-- Start RECORDS SHOWN --

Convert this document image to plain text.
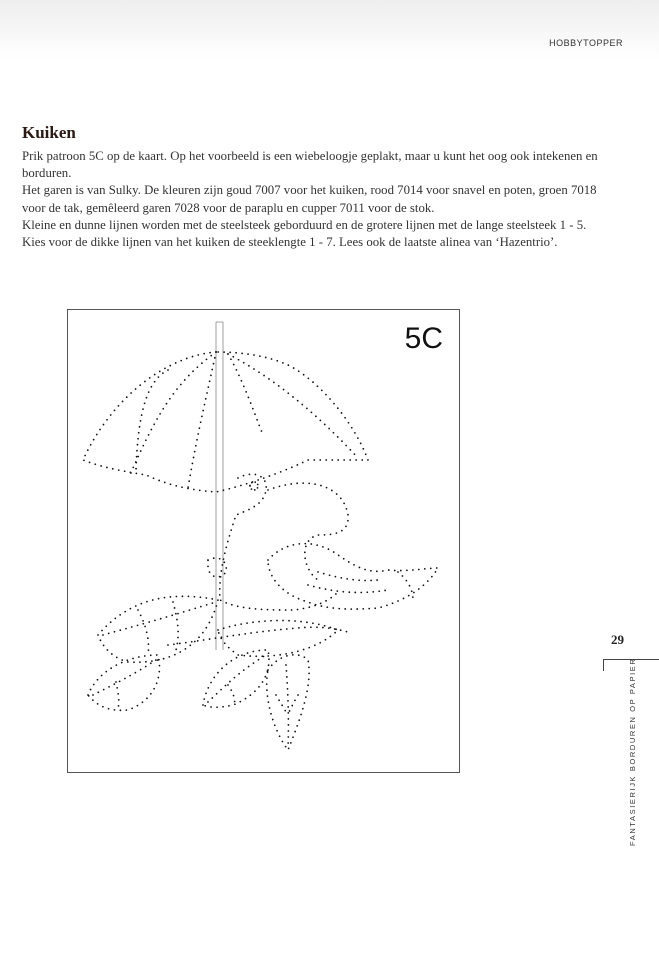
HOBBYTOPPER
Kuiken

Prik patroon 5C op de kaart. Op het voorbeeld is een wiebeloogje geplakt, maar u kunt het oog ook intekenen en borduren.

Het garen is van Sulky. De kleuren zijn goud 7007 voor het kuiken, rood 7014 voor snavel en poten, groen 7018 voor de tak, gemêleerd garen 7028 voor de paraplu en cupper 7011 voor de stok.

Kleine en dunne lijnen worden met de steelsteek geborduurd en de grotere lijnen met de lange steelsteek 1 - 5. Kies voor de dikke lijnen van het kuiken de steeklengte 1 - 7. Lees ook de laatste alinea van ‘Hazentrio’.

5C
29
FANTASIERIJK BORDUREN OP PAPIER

-- End RECORDS SHOWN --

WHAT IS REQUIRED. Copy out the whole listing exactly, and don't carry over any pictures.

RESULT FOR THIS EXERCISE.
Convert this document image to plain text.
HOBBYTOPPER
Kuiken

Prik patroon 5C op de kaart. Op het voorbeeld is een wiebeloogje geplakt, maar u kunt het oog ook intekenen en borduren.

Het garen is van Sulky. De kleuren zijn goud 7007 voor het kuiken, rood 7014 voor snavel en poten, groen 7018 voor de tak, gemêleerd garen 7028 voor de paraplu en cupper 7011 voor de stok.

Kleine en dunne lijnen worden met de steelsteek geborduurd en de grotere lijnen met de lange steelsteek 1 - 5. Kies voor de dikke lijnen van het kuiken de steeklengte 1 - 7. Lees ook de laatste alinea van ‘Hazentrio’.

5C
29
FANTASIERIJK BORDUREN OP PAPIER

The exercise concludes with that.